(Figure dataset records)

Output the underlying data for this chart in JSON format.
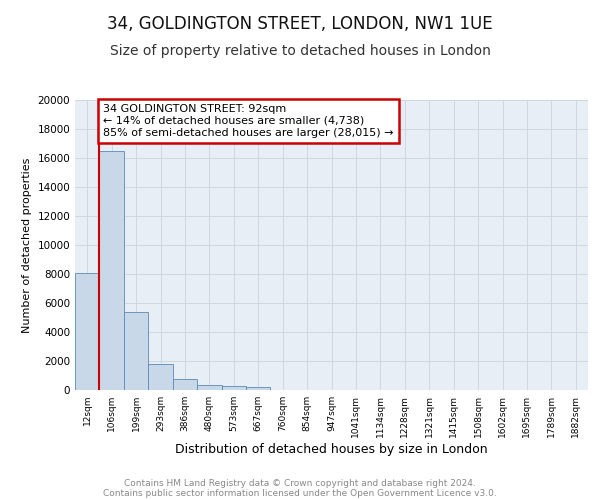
{
  "title1": "34, GOLDINGTON STREET, LONDON, NW1 1UE",
  "title2": "Size of property relative to detached houses in London",
  "xlabel": "Distribution of detached houses by size in London",
  "ylabel": "Number of detached properties",
  "categories": [
    "12sqm",
    "106sqm",
    "199sqm",
    "293sqm",
    "386sqm",
    "480sqm",
    "573sqm",
    "667sqm",
    "760sqm",
    "854sqm",
    "947sqm",
    "1041sqm",
    "1134sqm",
    "1228sqm",
    "1321sqm",
    "1415sqm",
    "1508sqm",
    "1602sqm",
    "1695sqm",
    "1789sqm",
    "1882sqm"
  ],
  "values": [
    8100,
    16500,
    5400,
    1800,
    750,
    350,
    300,
    200,
    0,
    0,
    0,
    0,
    0,
    0,
    0,
    0,
    0,
    0,
    0,
    0,
    0
  ],
  "bar_color": "#c8d8e8",
  "bar_edge_color": "#5a8ab5",
  "annotation_line1": "34 GOLDINGTON STREET: 92sqm",
  "annotation_line2": "← 14% of detached houses are smaller (4,738)",
  "annotation_line3": "85% of semi-detached houses are larger (28,015) →",
  "property_line_x": 0.5,
  "property_line_color": "#cc0000",
  "annotation_box_color": "#cc0000",
  "ylim": [
    0,
    20000
  ],
  "yticks": [
    0,
    2000,
    4000,
    6000,
    8000,
    10000,
    12000,
    14000,
    16000,
    18000,
    20000
  ],
  "grid_color": "#c8d4e0",
  "background_color": "#e8eef5",
  "footer1": "Contains HM Land Registry data © Crown copyright and database right 2024.",
  "footer2": "Contains public sector information licensed under the Open Government Licence v3.0.",
  "title1_fontsize": 12,
  "title2_fontsize": 10
}
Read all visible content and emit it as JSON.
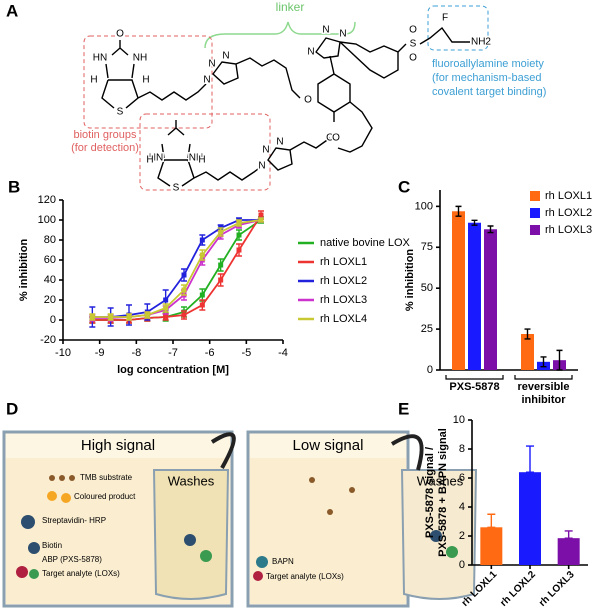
{
  "panel_a": {
    "label": "A",
    "linker": "linker",
    "moiety": [
      "fluoroallylamine moiety",
      "(for mechanism-based",
      "covalent target binding)"
    ],
    "biotin": [
      "biotin groups",
      "(for detection)"
    ],
    "atoms": [
      "O",
      "HN",
      "NH",
      "H",
      "H",
      "S",
      "N",
      "N",
      "N",
      "O",
      "N",
      "N",
      "N",
      "S",
      "O",
      "O",
      "F",
      "NH2",
      "O",
      "HN",
      "NH",
      "H",
      "H",
      "S",
      "N",
      "N",
      "N",
      "O"
    ]
  },
  "chart_data": [
    {
      "type": "line",
      "label": "B",
      "xlabel": "log concentration [M]",
      "ylabel": "% inhibition",
      "xlim": [
        -10,
        -4
      ],
      "xticks": [
        -10,
        -9,
        -8,
        -7,
        -6,
        -5,
        -4
      ],
      "ylim": [
        -20,
        120
      ],
      "yticks": [
        -20,
        0,
        20,
        40,
        60,
        80,
        100,
        120
      ],
      "x": [
        -9.2,
        -8.7,
        -8.2,
        -7.7,
        -7.2,
        -6.7,
        -6.2,
        -5.7,
        -5.2,
        -4.6
      ],
      "series": [
        {
          "name": "native bovine LOX",
          "color": "#22b022",
          "values": [
            0,
            0,
            0,
            2,
            3,
            8,
            25,
            55,
            85,
            100
          ],
          "errors": [
            3,
            3,
            3,
            3,
            4,
            5,
            6,
            6,
            5,
            3
          ]
        },
        {
          "name": "rh LOXL1",
          "color": "#ee3333",
          "values": [
            0,
            0,
            0,
            2,
            3,
            5,
            15,
            40,
            70,
            105
          ],
          "errors": [
            3,
            3,
            3,
            3,
            3,
            4,
            5,
            6,
            6,
            4
          ]
        },
        {
          "name": "rh LOXL2",
          "color": "#2222dd",
          "values": [
            3,
            3,
            5,
            8,
            20,
            45,
            80,
            92,
            100,
            100
          ],
          "errors": [
            10,
            9,
            10,
            8,
            10,
            6,
            5,
            3,
            2,
            2
          ]
        },
        {
          "name": "rh LOXL3",
          "color": "#cc33cc",
          "values": [
            2,
            2,
            3,
            5,
            10,
            25,
            60,
            85,
            95,
            100
          ],
          "errors": [
            3,
            3,
            3,
            3,
            4,
            5,
            5,
            4,
            3,
            2
          ]
        },
        {
          "name": "rh LOXL4",
          "color": "#c8c832",
          "values": [
            3,
            3,
            3,
            5,
            12,
            30,
            65,
            88,
            97,
            100
          ],
          "errors": [
            3,
            3,
            3,
            3,
            4,
            5,
            5,
            4,
            3,
            2
          ]
        }
      ]
    },
    {
      "type": "grouped-bar",
      "label": "C",
      "ylabel": "% inhibition",
      "ylim": [
        0,
        110
      ],
      "yticks": [
        0,
        25,
        50,
        75,
        100
      ],
      "categories": [
        "PXS-5878",
        "reversible inhibitor"
      ],
      "series": [
        {
          "name": "rh LOXL1",
          "color": "#ff6a13",
          "values": [
            97,
            22
          ],
          "errors": [
            3,
            3
          ]
        },
        {
          "name": "rh LOXL2",
          "color": "#1a1aff",
          "values": [
            90,
            5
          ],
          "errors": [
            1.5,
            3
          ]
        },
        {
          "name": "rh LOXL3",
          "color": "#7b0fa8",
          "values": [
            86,
            6
          ],
          "errors": [
            2,
            6
          ]
        }
      ]
    },
    {
      "type": "bar",
      "label": "E",
      "ylabel": [
        "PXS-5878 signal /",
        "PXS-5878 + BAPN signal"
      ],
      "ylim": [
        0,
        10
      ],
      "yticks": [
        0,
        2,
        4,
        6,
        8,
        10
      ],
      "categories": [
        "rh LOXL1",
        "rh LOXL2",
        "rh LOXL3"
      ],
      "values": [
        2.6,
        6.4,
        1.85
      ],
      "errors": [
        0.9,
        1.8,
        0.5
      ],
      "colors": [
        "#ff6a13",
        "#1a1aff",
        "#7b0fa8"
      ]
    }
  ],
  "panel_d": {
    "label": "D",
    "left": {
      "title": "High signal",
      "washes": "Washes",
      "items": [
        "TMB substrate",
        "Coloured product",
        "Streptavidin- HRP",
        "Biotin",
        "ABP (PXS-5878)",
        "Target analyte (LOXs)"
      ]
    },
    "right": {
      "title": "Low signal",
      "washes": "Washes",
      "items": [
        "BAPN",
        "Target analyte (LOXs)"
      ]
    }
  }
}
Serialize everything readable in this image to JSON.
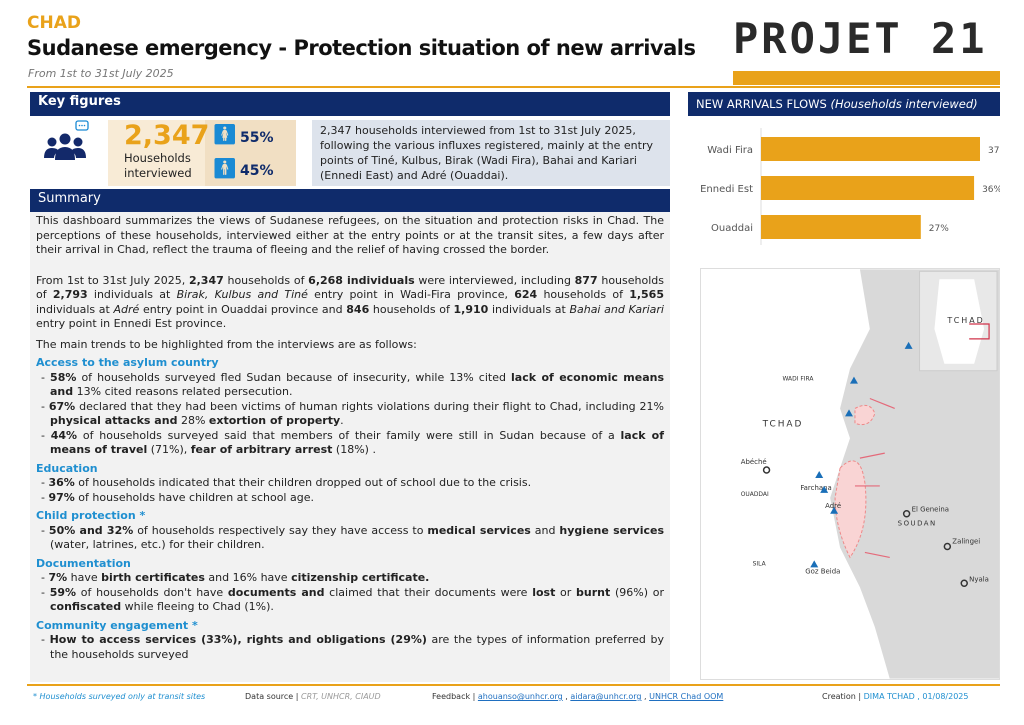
{
  "header": {
    "country": "CHAD",
    "title": "Sudanese emergency - Protection situation of new arrivals",
    "period": "From 1st to 31st July 2025",
    "logo": "PROJET 21"
  },
  "colors": {
    "navy": "#0f2b6b",
    "gold": "#e9a21a",
    "heading_blue": "#1f8fd0"
  },
  "key_figures": {
    "title": "Key figures",
    "icon": "people-chat-icon",
    "households": "2,347",
    "households_label": "Households interviewed",
    "female_pct": "55%",
    "male_pct": "45%",
    "description": "2,347 households interviewed from 1st to 31st July 2025, following the various influxes registered, mainly at the entry points of Tiné, Kulbus, Birak (Wadi Fira), Bahai and Kariari (Ennedi East) and Adré (Ouaddai)."
  },
  "summary": {
    "title": "Summary",
    "intro": "This dashboard summarizes the views of Sudanese refugees, on the situation and protection risks in Chad. The perceptions of these households, interviewed either at the entry points or at the transit sites, a few days after their arrival in Chad, reflect the trauma of fleeing and the relief of having crossed the border.",
    "detail": [
      {
        "t": "From 1st to 31st July 2025, "
      },
      {
        "t": "2,347",
        "b": 1
      },
      {
        "t": " households of "
      },
      {
        "t": "6,268 individuals",
        "b": 1
      },
      {
        "t": " were interviewed, including "
      },
      {
        "t": "877",
        "b": 1
      },
      {
        "t": " households of "
      },
      {
        "t": "2,793",
        "b": 1
      },
      {
        "t": " individuals at "
      },
      {
        "t": "Birak, Kulbus and Tiné",
        "i": 1
      },
      {
        "t": " entry point in Wadi-Fira province, "
      },
      {
        "t": "624",
        "b": 1
      },
      {
        "t": " households of "
      },
      {
        "t": "1,565",
        "b": 1
      },
      {
        "t": " individuals at "
      },
      {
        "t": "Adré",
        "i": 1
      },
      {
        "t": " entry point in Ouaddai province and "
      },
      {
        "t": "846",
        "b": 1
      },
      {
        "t": " households of "
      },
      {
        "t": "1,910",
        "b": 1
      },
      {
        "t": " individuals at "
      },
      {
        "t": "Bahai and Kariari",
        "i": 1
      },
      {
        "t": " entry point in Ennedi Est province."
      }
    ],
    "trends_intro": "The main trends to be highlighted from the interviews are as follows:",
    "sections": [
      {
        "heading": "Access to the asylum country",
        "items": [
          [
            {
              "t": "58%",
              "b": 1
            },
            {
              "t": " of households surveyed fled Sudan because of insecurity, while 13% cited "
            },
            {
              "t": "lack of economic means and",
              "b": 1
            },
            {
              "t": " 13% cited reasons related persecution."
            }
          ],
          [
            {
              "t": "67%",
              "b": 1
            },
            {
              "t": " declared that they had been victims of human rights violations during their flight to Chad, including 21% "
            },
            {
              "t": "physical attacks and",
              "b": 1
            },
            {
              "t": " 28% "
            },
            {
              "t": "extortion of property",
              "b": 1
            },
            {
              "t": "."
            }
          ],
          [
            {
              "t": "44%",
              "b": 1
            },
            {
              "t": " of households surveyed said that members of their family were still in Sudan because of a "
            },
            {
              "t": "lack of means of travel",
              "b": 1
            },
            {
              "t": " (71%), "
            },
            {
              "t": "fear of arbitrary arrest",
              "b": 1
            },
            {
              "t": " (18%) ."
            }
          ]
        ]
      },
      {
        "heading": "Education",
        "items": [
          [
            {
              "t": "36%",
              "b": 1
            },
            {
              "t": " of households indicated that their children dropped out of school due to the crisis."
            }
          ],
          [
            {
              "t": "97%",
              "b": 1
            },
            {
              "t": " of households have children at school age."
            }
          ]
        ]
      },
      {
        "heading": "Child protection *",
        "items": [
          [
            {
              "t": "50% and 32%",
              "b": 1
            },
            {
              "t": " of households respectively say they have access to "
            },
            {
              "t": "medical services",
              "b": 1
            },
            {
              "t": " and "
            },
            {
              "t": "hygiene services",
              "b": 1
            },
            {
              "t": " (water, latrines, etc.) for their children."
            }
          ]
        ]
      },
      {
        "heading": "Documentation",
        "items": [
          [
            {
              "t": "7%",
              "b": 1
            },
            {
              "t": " have "
            },
            {
              "t": "birth certificates",
              "b": 1
            },
            {
              "t": " and 16% have "
            },
            {
              "t": "citizenship certificate.",
              "b": 1
            }
          ],
          [
            {
              "t": "59%",
              "b": 1
            },
            {
              "t": " of households don't have "
            },
            {
              "t": "documents and",
              "b": 1
            },
            {
              "t": " claimed that their documents were "
            },
            {
              "t": "lost",
              "b": 1
            },
            {
              "t": " or "
            },
            {
              "t": "burnt",
              "b": 1
            },
            {
              "t": " (96%) or "
            },
            {
              "t": "confiscated",
              "b": 1
            },
            {
              "t": " while fleeing to Chad (1%)."
            }
          ]
        ]
      },
      {
        "heading": "Community engagement *",
        "items": [
          [
            {
              "t": "How to access services (33%), rights and obligations (29%)",
              "b": 1
            },
            {
              "t": " are the types of information preferred by the households surveyed"
            }
          ]
        ]
      }
    ]
  },
  "flows": {
    "title": "NEW ARRIVALS FLOWS",
    "subtitle": "(Households interviewed)"
  },
  "chart_data": {
    "type": "bar",
    "orientation": "horizontal",
    "categories": [
      "Wadi Fira",
      "Ennedi Est",
      "Ouaddai"
    ],
    "values": [
      37,
      36,
      27
    ],
    "unit": "%",
    "color": "#e9a21a"
  },
  "map": {
    "labels": {
      "chad": "TCHAD",
      "sudan": "SOUDAN",
      "wadi_fira": "WADI FIRA",
      "ouaddai": "OUADDAI",
      "sila": "SILA",
      "abeche": "Abéché",
      "farchana": "Farchana",
      "adre": "Adré",
      "goz_beida": "Goz Beida",
      "el_geneina": "El Geneina",
      "zalingei": "Zalingei",
      "nyala": "Nyala",
      "inset": "TCHAD"
    }
  },
  "footer": {
    "note": "* Households surveyed only at transit sites",
    "source_label": "Data source |",
    "source": "CRT, UNHCR, CIAUD",
    "feedback_label": "Feedback |",
    "emails": [
      "ahouanso@unhcr.org",
      "aidara@unhcr.org",
      "UNHCR Chad OOM"
    ],
    "creation_label": "Creation |",
    "creation": "DIMA TCHAD , 01/08/2025"
  }
}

* _Objective_
From the entries above, collect every line with the string "country" in it.

* _Written answer_
    "country": "CHAD",
        "heading": "Access to the asylum country",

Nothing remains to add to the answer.